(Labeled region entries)
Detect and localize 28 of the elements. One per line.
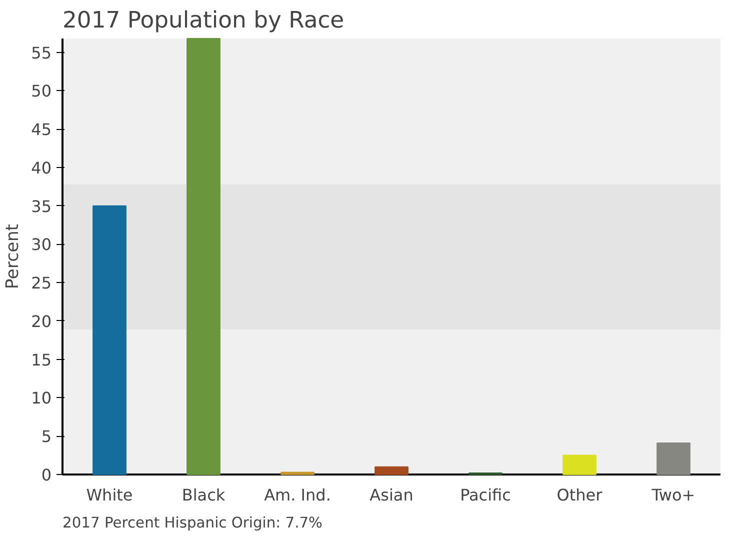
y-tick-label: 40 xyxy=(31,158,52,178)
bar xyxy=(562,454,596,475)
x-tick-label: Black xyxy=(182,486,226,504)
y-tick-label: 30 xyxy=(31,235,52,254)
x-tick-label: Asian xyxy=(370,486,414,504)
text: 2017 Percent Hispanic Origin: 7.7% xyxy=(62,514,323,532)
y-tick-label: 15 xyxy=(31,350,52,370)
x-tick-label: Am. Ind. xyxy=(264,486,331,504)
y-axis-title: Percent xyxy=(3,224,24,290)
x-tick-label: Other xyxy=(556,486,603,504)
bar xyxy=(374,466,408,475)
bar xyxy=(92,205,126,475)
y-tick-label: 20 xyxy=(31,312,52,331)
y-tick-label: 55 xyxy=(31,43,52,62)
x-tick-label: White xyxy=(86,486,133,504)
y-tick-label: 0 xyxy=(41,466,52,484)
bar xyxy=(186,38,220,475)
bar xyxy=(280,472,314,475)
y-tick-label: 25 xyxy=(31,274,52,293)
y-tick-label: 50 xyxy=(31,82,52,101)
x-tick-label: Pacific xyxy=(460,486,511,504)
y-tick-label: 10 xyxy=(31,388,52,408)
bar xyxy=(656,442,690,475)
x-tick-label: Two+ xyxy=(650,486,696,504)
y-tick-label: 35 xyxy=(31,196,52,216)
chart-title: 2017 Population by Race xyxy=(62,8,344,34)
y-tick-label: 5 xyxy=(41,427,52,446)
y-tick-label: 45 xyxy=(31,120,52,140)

▸ AIM
From the records above, extract every line that contains the string "title" and copy each such line in full.

▸ TASK ANSWER
y-axis-title: Percent xyxy=(3,224,24,290)
chart-title: 2017 Population by Race xyxy=(62,8,344,34)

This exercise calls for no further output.